With no Watson, it is left to Valmont to recount his own adventures. He does so with sophistication, charm, elegant turns of phrase, and exactitude. I never once suspected the French detective of being an unreliable narrator, but will understand why others might. "The Mystery of the Five Hundred Diamonds" can be read as an attempt to defend the actions in the case that brought about his dismissal by the French government. And yet, so many of his other adventures are likewise tales of failure.

This is the beginning of "The Absent-Minded Coterie," the most anthologized Valmont story:
Some years ago I enjoyed the unique experience of pursuing a man for one crime, and getting evidence against him of another. He was innocent of the misdemeanour, the proof of which I sought, but was guilty of another most serious offense, yet he and his confederates escaped scot-free in circumstances which I now purpose to relate.

#####

**Directive 1**
Rewrite the records from their first line up to and including the line containing "logo-text: SPENDWISE bbox=[295, 82, 383, 99]", replacing every "trash-icon" with "bin-icon" and leaving everything else unchanged.
The Valmont text and the records that follow have no connection to each other.

**Data for this task**
#####

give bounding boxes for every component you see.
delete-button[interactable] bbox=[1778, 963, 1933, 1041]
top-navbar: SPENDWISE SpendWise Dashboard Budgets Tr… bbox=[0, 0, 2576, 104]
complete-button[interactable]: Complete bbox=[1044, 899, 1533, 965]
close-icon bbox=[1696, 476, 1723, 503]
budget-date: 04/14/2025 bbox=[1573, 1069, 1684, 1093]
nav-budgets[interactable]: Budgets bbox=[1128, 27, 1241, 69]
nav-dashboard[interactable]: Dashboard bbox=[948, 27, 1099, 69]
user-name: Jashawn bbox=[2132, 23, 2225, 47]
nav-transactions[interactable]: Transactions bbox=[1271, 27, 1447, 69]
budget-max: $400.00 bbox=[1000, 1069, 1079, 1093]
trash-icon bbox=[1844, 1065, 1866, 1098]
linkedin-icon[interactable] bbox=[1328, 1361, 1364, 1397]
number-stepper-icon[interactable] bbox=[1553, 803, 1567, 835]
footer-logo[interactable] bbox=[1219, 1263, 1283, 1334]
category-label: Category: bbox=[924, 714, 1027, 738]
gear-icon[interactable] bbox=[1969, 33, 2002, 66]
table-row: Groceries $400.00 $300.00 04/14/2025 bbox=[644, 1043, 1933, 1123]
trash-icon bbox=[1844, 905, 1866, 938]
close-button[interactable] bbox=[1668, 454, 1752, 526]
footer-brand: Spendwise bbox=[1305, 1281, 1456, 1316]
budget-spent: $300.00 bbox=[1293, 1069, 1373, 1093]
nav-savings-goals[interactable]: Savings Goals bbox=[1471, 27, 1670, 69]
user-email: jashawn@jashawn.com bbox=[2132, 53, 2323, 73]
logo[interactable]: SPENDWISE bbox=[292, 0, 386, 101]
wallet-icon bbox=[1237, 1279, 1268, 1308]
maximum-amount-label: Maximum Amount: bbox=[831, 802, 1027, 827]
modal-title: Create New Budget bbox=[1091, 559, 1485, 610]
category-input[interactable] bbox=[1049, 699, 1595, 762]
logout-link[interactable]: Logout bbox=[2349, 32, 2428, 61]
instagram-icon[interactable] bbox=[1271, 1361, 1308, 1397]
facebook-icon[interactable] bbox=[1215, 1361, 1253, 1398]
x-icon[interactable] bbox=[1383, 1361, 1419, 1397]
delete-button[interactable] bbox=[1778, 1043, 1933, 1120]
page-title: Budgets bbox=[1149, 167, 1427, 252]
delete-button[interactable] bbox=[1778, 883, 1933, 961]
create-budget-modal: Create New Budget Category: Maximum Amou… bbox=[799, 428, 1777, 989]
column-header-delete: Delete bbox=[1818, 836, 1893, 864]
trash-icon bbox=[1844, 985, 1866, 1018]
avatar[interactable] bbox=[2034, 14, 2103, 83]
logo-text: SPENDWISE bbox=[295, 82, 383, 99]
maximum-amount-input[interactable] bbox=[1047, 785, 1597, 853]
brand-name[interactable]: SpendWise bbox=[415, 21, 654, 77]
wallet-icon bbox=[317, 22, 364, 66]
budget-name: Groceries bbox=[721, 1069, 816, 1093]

#####

**Directive 2**
Reproduce the entire Valmont text word for word.

**Task result 1**
give bounding boxes for every component you see.
delete-button[interactable] bbox=[1778, 963, 1933, 1041]
top-navbar: SPENDWISE SpendWise Dashboard Budgets Tr… bbox=[0, 0, 2576, 104]
complete-button[interactable]: Complete bbox=[1044, 899, 1533, 965]
close-icon bbox=[1696, 476, 1723, 503]
budget-date: 04/14/2025 bbox=[1573, 1069, 1684, 1093]
nav-budgets[interactable]: Budgets bbox=[1128, 27, 1241, 69]
nav-dashboard[interactable]: Dashboard bbox=[948, 27, 1099, 69]
user-name: Jashawn bbox=[2132, 23, 2225, 47]
nav-transactions[interactable]: Transactions bbox=[1271, 27, 1447, 69]
budget-max: $400.00 bbox=[1000, 1069, 1079, 1093]
bin-icon bbox=[1844, 1065, 1866, 1098]
linkedin-icon[interactable] bbox=[1328, 1361, 1364, 1397]
number-stepper-icon[interactable] bbox=[1553, 803, 1567, 835]
footer-logo[interactable] bbox=[1219, 1263, 1283, 1334]
category-label: Category: bbox=[924, 714, 1027, 738]
gear-icon[interactable] bbox=[1969, 33, 2002, 66]
table-row: Groceries $400.00 $300.00 04/14/2025 bbox=[644, 1043, 1933, 1123]
bin-icon bbox=[1844, 905, 1866, 938]
close-button[interactable] bbox=[1668, 454, 1752, 526]
footer-brand: Spendwise bbox=[1305, 1281, 1456, 1316]
budget-spent: $300.00 bbox=[1293, 1069, 1373, 1093]
nav-savings-goals[interactable]: Savings Goals bbox=[1471, 27, 1670, 69]
user-email: jashawn@jashawn.com bbox=[2132, 53, 2323, 73]
logo[interactable]: SPENDWISE bbox=[292, 0, 386, 101]
wallet-icon bbox=[1237, 1279, 1268, 1308]
maximum-amount-label: Maximum Amount: bbox=[831, 802, 1027, 827]
modal-title: Create New Budget bbox=[1091, 559, 1485, 610]
category-input[interactable] bbox=[1049, 699, 1595, 762]
logout-link[interactable]: Logout bbox=[2349, 32, 2428, 61]
instagram-icon[interactable] bbox=[1271, 1361, 1308, 1397]
facebook-icon[interactable] bbox=[1215, 1361, 1253, 1398]
x-icon[interactable] bbox=[1383, 1361, 1419, 1397]
delete-button[interactable] bbox=[1778, 1043, 1933, 1120]
page-title: Budgets bbox=[1149, 167, 1427, 252]
delete-button[interactable] bbox=[1778, 883, 1933, 961]
create-budget-modal: Create New Budget Category: Maximum Amou… bbox=[799, 428, 1777, 989]
column-header-delete: Delete bbox=[1818, 836, 1893, 864]
bin-icon bbox=[1844, 985, 1866, 1018]
avatar[interactable] bbox=[2034, 14, 2103, 83]
logo-text: SPENDWISE bbox=[295, 82, 383, 99]

**Task result 2**
With no Watson, it is left to Valmont to recount his own adventures. He does so with sophistication, charm, elegant turns of phrase, and exactitude. I never once suspected the French detective of being an unreliable narrator, but will understand why others might. "The Mystery of the Five Hundred Diamonds" can be read as an attempt to defend the actions in the case that brought about his dismissal by the French government. And yet, so many of his other adventures are likewise tales of failure.

This is the beginning of "The Absent-Minded Coterie," the most anthologized Valmont story:
Some years ago I enjoyed the unique experience of pursuing a man for one crime, and getting evidence against him of another. He was innocent of the misdemeanour, the proof of which I sought, but was guilty of another most serious offense, yet he and his confederates escaped scot-free in circumstances which I now purpose to relate.